--- start of Provided information ---
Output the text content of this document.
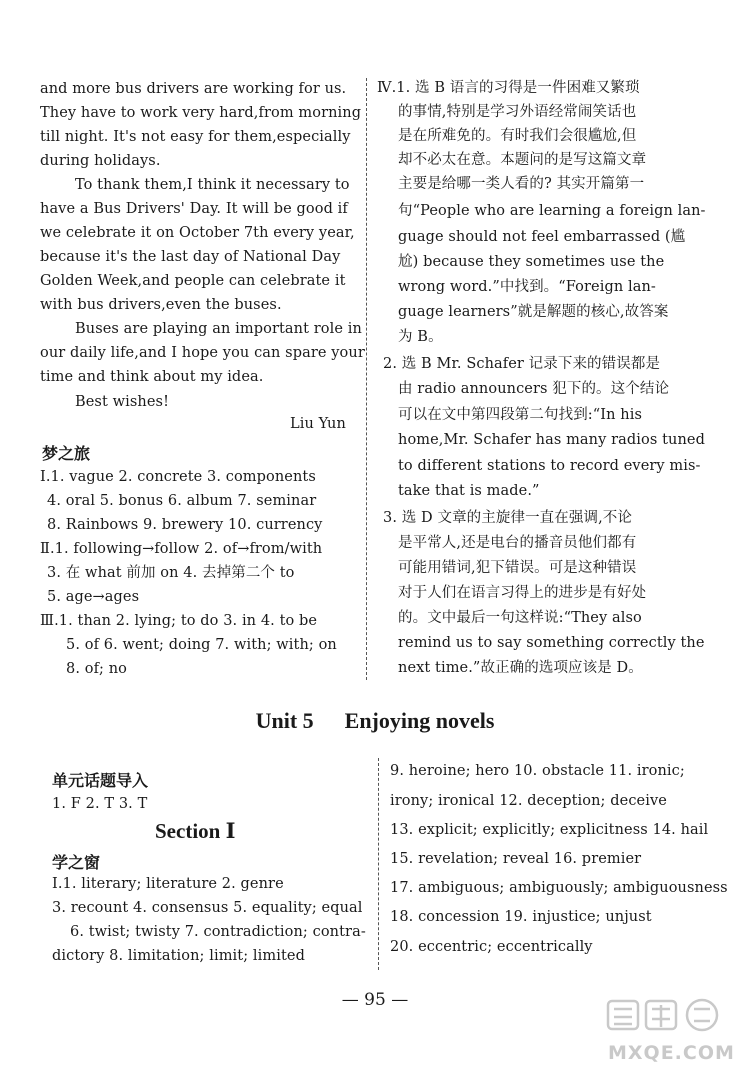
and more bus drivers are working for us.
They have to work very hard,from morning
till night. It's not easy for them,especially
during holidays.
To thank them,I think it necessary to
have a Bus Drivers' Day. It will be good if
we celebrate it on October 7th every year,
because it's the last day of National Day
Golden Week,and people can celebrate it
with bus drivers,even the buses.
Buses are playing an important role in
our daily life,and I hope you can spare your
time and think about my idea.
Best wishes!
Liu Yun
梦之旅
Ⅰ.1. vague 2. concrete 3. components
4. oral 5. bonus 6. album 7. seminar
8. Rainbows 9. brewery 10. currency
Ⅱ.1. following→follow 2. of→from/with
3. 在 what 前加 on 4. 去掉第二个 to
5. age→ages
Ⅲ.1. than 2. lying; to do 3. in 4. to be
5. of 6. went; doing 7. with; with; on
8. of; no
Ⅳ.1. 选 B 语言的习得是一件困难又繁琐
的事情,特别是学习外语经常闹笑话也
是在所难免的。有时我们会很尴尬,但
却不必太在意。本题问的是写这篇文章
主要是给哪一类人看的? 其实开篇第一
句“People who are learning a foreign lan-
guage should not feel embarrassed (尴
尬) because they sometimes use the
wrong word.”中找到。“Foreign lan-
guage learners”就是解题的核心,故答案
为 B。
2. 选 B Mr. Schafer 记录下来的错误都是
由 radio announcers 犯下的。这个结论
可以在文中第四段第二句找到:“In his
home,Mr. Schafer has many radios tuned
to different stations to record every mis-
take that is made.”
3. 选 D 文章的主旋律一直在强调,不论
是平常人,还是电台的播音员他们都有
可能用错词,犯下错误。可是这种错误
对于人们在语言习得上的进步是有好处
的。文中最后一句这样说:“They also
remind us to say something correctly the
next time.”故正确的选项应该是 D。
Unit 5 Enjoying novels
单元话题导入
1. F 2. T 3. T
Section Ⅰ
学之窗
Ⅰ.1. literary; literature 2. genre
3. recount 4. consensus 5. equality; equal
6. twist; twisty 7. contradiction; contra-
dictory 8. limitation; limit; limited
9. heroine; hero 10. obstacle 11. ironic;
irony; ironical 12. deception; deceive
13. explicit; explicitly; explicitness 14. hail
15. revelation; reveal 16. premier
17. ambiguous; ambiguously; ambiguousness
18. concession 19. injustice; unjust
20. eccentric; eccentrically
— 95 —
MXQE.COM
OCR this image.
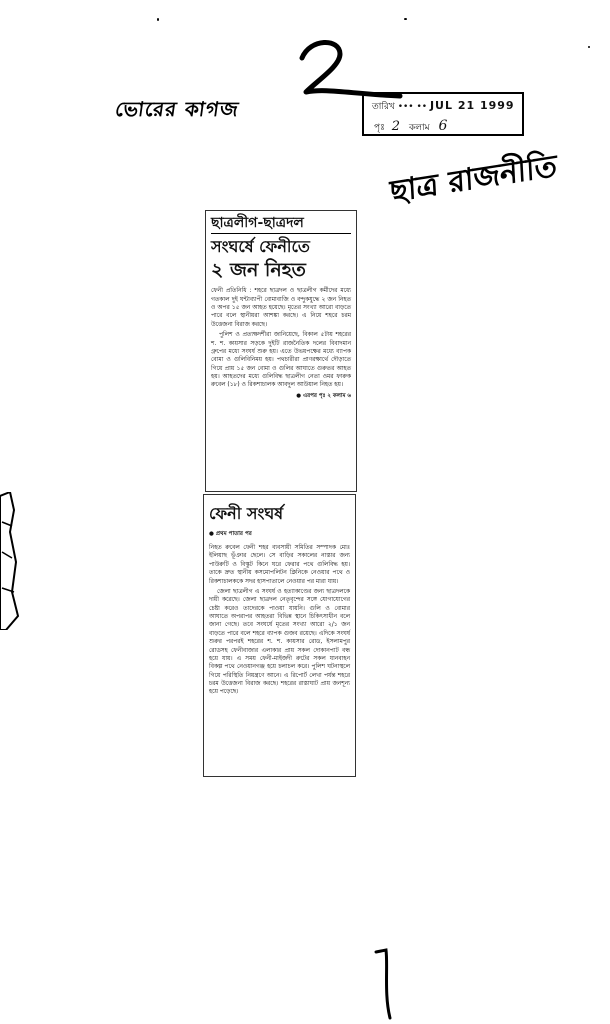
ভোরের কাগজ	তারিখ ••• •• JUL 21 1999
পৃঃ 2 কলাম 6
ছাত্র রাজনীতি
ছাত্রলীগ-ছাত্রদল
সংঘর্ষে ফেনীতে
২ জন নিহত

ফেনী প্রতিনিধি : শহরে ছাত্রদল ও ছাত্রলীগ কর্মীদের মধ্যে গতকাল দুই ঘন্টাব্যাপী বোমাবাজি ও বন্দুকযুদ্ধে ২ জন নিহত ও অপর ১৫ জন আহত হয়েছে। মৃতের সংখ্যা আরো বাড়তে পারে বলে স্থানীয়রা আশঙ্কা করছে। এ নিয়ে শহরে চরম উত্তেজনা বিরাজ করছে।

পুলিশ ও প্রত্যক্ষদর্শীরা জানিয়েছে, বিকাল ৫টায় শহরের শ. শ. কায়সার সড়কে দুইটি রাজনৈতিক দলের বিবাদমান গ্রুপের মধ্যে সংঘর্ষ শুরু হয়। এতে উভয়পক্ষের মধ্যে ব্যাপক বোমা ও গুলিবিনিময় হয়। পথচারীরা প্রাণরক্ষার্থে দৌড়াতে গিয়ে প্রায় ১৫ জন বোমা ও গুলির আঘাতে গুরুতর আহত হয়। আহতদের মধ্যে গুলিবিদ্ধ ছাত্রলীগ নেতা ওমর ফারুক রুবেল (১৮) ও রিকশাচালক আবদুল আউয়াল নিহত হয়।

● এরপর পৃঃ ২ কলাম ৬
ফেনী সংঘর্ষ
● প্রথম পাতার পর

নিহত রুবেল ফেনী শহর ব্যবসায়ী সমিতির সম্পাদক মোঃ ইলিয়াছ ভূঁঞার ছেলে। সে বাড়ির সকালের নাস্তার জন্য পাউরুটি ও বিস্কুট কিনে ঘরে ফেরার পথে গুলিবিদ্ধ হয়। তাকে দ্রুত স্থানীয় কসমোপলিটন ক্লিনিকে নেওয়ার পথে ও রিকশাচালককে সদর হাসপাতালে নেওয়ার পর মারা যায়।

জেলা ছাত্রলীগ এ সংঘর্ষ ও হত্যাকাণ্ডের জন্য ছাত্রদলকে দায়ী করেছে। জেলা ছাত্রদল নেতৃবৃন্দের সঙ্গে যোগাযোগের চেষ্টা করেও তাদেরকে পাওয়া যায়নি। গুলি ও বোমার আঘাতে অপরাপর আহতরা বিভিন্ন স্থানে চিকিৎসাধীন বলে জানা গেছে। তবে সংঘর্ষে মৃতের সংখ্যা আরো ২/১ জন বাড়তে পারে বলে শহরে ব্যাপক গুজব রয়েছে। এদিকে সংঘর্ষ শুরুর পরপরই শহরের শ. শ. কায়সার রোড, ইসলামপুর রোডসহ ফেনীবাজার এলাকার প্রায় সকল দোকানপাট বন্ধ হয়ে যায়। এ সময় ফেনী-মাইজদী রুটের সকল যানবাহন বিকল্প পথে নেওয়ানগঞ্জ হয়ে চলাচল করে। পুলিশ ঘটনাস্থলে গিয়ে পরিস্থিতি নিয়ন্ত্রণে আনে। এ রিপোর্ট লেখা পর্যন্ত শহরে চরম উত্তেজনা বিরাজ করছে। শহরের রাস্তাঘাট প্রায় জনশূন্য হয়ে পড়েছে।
--- end of Provided information ---
--- start of Provided information ---
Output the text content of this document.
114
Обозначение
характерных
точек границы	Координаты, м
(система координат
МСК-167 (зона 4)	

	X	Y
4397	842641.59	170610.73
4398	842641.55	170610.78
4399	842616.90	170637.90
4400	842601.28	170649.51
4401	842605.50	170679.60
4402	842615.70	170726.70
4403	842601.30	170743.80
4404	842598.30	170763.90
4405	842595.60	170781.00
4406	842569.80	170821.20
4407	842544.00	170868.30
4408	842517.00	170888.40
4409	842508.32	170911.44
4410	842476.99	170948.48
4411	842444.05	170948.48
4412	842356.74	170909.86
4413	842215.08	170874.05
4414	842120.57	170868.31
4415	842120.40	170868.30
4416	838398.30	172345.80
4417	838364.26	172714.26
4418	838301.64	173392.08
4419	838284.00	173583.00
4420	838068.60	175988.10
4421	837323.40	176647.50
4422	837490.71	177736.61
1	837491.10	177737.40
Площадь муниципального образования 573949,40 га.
--- end of Provided information ---
*Exercise goal*
Above are the records; copy every line in them that holds the word "from".

*Exercise solution*
They have to work very hard,from morning
Ⅱ.1. following→follow 2. of→from/with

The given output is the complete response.